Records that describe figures

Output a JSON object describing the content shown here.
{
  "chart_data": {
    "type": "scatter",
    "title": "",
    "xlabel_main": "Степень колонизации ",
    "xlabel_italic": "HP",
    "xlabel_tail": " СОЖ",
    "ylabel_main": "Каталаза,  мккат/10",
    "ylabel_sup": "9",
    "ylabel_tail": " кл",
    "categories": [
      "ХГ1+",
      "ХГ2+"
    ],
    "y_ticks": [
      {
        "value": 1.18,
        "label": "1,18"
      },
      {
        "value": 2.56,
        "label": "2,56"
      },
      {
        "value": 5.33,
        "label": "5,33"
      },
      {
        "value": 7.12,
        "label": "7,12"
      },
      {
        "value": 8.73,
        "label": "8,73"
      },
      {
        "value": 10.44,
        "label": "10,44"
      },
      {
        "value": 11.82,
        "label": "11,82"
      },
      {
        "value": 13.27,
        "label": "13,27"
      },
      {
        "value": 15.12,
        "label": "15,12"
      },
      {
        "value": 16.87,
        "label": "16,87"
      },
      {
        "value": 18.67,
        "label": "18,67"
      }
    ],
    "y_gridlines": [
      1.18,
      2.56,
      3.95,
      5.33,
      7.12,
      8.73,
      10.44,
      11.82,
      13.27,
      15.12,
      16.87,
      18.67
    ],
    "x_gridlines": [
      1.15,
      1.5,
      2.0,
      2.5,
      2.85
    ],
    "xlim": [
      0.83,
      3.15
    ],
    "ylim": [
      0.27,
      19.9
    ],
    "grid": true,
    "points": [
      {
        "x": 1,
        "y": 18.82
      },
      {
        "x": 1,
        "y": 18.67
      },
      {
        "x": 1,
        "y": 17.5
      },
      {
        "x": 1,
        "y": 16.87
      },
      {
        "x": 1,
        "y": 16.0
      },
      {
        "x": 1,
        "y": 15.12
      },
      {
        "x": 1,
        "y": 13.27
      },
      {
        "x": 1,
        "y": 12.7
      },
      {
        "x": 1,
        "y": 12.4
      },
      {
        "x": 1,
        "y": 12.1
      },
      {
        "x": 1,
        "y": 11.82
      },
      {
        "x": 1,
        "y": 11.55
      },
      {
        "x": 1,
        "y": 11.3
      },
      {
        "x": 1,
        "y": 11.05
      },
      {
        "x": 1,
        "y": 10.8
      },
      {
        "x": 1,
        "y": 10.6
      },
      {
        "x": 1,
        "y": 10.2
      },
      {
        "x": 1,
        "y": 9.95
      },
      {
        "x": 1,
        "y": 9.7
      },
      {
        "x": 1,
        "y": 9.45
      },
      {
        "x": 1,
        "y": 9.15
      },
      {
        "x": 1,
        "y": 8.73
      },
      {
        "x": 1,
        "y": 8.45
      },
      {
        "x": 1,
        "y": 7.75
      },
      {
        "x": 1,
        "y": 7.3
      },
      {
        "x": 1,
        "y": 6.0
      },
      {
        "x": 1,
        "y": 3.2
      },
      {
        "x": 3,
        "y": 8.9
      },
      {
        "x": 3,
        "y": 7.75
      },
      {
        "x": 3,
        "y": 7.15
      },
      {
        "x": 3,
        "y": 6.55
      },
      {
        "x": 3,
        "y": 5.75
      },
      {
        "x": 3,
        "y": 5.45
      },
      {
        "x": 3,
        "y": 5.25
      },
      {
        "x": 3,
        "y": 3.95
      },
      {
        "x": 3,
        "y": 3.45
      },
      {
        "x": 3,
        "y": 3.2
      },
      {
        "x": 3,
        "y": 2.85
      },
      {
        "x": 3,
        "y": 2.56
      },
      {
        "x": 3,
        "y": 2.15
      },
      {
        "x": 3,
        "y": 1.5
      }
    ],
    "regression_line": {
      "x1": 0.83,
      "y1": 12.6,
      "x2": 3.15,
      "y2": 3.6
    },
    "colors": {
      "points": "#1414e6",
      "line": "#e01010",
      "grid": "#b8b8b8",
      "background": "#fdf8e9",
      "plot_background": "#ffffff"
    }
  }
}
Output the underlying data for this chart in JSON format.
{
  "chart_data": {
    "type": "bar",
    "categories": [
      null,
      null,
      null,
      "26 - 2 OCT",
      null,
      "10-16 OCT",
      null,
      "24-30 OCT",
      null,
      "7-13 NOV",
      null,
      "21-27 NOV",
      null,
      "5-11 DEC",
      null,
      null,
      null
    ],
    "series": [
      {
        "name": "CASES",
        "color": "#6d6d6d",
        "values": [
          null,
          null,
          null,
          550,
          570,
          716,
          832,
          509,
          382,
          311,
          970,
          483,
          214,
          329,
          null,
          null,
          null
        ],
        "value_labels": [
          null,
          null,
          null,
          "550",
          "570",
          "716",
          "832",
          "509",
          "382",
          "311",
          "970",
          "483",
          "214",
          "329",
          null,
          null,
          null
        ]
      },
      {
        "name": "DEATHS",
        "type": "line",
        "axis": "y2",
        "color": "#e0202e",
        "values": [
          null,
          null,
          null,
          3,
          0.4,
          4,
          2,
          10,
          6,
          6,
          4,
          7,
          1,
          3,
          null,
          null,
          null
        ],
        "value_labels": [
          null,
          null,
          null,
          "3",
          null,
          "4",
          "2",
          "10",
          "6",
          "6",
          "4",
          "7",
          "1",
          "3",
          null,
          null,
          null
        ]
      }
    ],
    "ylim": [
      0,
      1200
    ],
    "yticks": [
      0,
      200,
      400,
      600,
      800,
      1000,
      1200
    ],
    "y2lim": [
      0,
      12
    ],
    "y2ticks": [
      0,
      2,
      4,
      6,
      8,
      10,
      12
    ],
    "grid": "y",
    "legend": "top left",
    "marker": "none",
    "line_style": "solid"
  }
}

● GIVEN REQUEST
Reproduce the full set of records precisely.

● SOLUTION TO THIS PROBLEM
Output a JSON object describing the content shown here.
{
  "chart_data": {
    "type": "scatter",
    "title": "",
    "xlabel_main": "Степень колонизации ",
    "xlabel_italic": "HP",
    "xlabel_tail": " СОЖ",
    "ylabel_main": "Каталаза,  мккат/10",
    "ylabel_sup": "9",
    "ylabel_tail": " кл",
    "categories": [
      "ХГ1+",
      "ХГ2+"
    ],
    "y_ticks": [
      {
        "value": 1.18,
        "label": "1,18"
      },
      {
        "value": 2.56,
        "label": "2,56"
      },
      {
        "value": 5.33,
        "label": "5,33"
      },
      {
        "value": 7.12,
        "label": "7,12"
      },
      {
        "value": 8.73,
        "label": "8,73"
      },
      {
        "value": 10.44,
        "label": "10,44"
      },
      {
        "value": 11.82,
        "label": "11,82"
      },
      {
        "value": 13.27,
        "label": "13,27"
      },
      {
        "value": 15.12,
        "label": "15,12"
      },
      {
        "value": 16.87,
        "label": "16,87"
      },
      {
        "value": 18.67,
        "label": "18,67"
      }
    ],
    "y_gridlines": [
      1.18,
      2.56,
      3.95,
      5.33,
      7.12,
      8.73,
      10.44,
      11.82,
      13.27,
      15.12,
      16.87,
      18.67
    ],
    "x_gridlines": [
      1.15,
      1.5,
      2.0,
      2.5,
      2.85
    ],
    "xlim": [
      0.83,
      3.15
    ],
    "ylim": [
      0.27,
      19.9
    ],
    "grid": true,
    "points": [
      {
        "x": 1,
        "y": 18.82
      },
      {
        "x": 1,
        "y": 18.67
      },
      {
        "x": 1,
        "y": 17.5
      },
      {
        "x": 1,
        "y": 16.87
      },
      {
        "x": 1,
        "y": 16.0
      },
      {
        "x": 1,
        "y": 15.12
      },
      {
        "x": 1,
        "y": 13.27
      },
      {
        "x": 1,
        "y": 12.7
      },
      {
        "x": 1,
        "y": 12.4
      },
      {
        "x": 1,
        "y": 12.1
      },
      {
        "x": 1,
        "y": 11.82
      },
      {
        "x": 1,
        "y": 11.55
      },
      {
        "x": 1,
        "y": 11.3
      },
      {
        "x": 1,
        "y": 11.05
      },
      {
        "x": 1,
        "y": 10.8
      },
      {
        "x": 1,
        "y": 10.6
      },
      {
        "x": 1,
        "y": 10.2
      },
      {
        "x": 1,
        "y": 9.95
      },
      {
        "x": 1,
        "y": 9.7
      },
      {
        "x": 1,
        "y": 9.45
      },
      {
        "x": 1,
        "y": 9.15
      },
      {
        "x": 1,
        "y": 8.73
      },
      {
        "x": 1,
        "y": 8.45
      },
      {
        "x": 1,
        "y": 7.75
      },
      {
        "x": 1,
        "y": 7.3
      },
      {
        "x": 1,
        "y": 6.0
      },
      {
        "x": 1,
        "y": 3.2
      },
      {
        "x": 3,
        "y": 8.9
      },
      {
        "x": 3,
        "y": 7.75
      },
      {
        "x": 3,
        "y": 7.15
      },
      {
        "x": 3,
        "y": 6.55
      },
      {
        "x": 3,
        "y": 5.75
      },
      {
        "x": 3,
        "y": 5.45
      },
      {
        "x": 3,
        "y": 5.25
      },
      {
        "x": 3,
        "y": 3.95
      },
      {
        "x": 3,
        "y": 3.45
      },
      {
        "x": 3,
        "y": 3.2
      },
      {
        "x": 3,
        "y": 2.85
      },
      {
        "x": 3,
        "y": 2.56
      },
      {
        "x": 3,
        "y": 2.15
      },
      {
        "x": 3,
        "y": 1.5
      }
    ],
    "regression_line": {
      "x1": 0.83,
      "y1": 12.6,
      "x2": 3.15,
      "y2": 3.6
    },
    "colors": {
      "points": "#1414e6",
      "line": "#e01010",
      "grid": "#b8b8b8",
      "background": "#fdf8e9",
      "plot_background": "#ffffff"
    }
  }
}
Output the underlying data for this chart in JSON format.
{
  "chart_data": {
    "type": "bar",
    "categories": [
      null,
      null,
      null,
      "26 - 2 OCT",
      null,
      "10-16 OCT",
      null,
      "24-30 OCT",
      null,
      "7-13 NOV",
      null,
      "21-27 NOV",
      null,
      "5-11 DEC",
      null,
      null,
      null
    ],
    "series": [
      {
        "name": "CASES",
        "color": "#6d6d6d",
        "values": [
          null,
          null,
          null,
          550,
          570,
          716,
          832,
          509,
          382,
          311,
          970,
          483,
          214,
          329,
          null,
          null,
          null
        ],
        "value_labels": [
          null,
          null,
          null,
          "550",
          "570",
          "716",
          "832",
          "509",
          "382",
          "311",
          "970",
          "483",
          "214",
          "329",
          null,
          null,
          null
        ]
      },
      {
        "name": "DEATHS",
        "type": "line",
        "axis": "y2",
        "color": "#e0202e",
        "values": [
          null,
          null,
          null,
          3,
          0.4,
          4,
          2,
          10,
          6,
          6,
          4,
          7,
          1,
          3,
          null,
          null,
          null
        ],
        "value_labels": [
          null,
          null,
          null,
          "3",
          null,
          "4",
          "2",
          "10",
          "6",
          "6",
          "4",
          "7",
          "1",
          "3",
          null,
          null,
          null
        ]
      }
    ],
    "ylim": [
      0,
      1200
    ],
    "yticks": [
      0,
      200,
      400,
      600,
      800,
      1000,
      1200
    ],
    "y2lim": [
      0,
      12
    ],
    "y2ticks": [
      0,
      2,
      4,
      6,
      8,
      10,
      12
    ],
    "grid": "y",
    "legend": "top left",
    "marker": "none",
    "line_style": "solid"
  }
}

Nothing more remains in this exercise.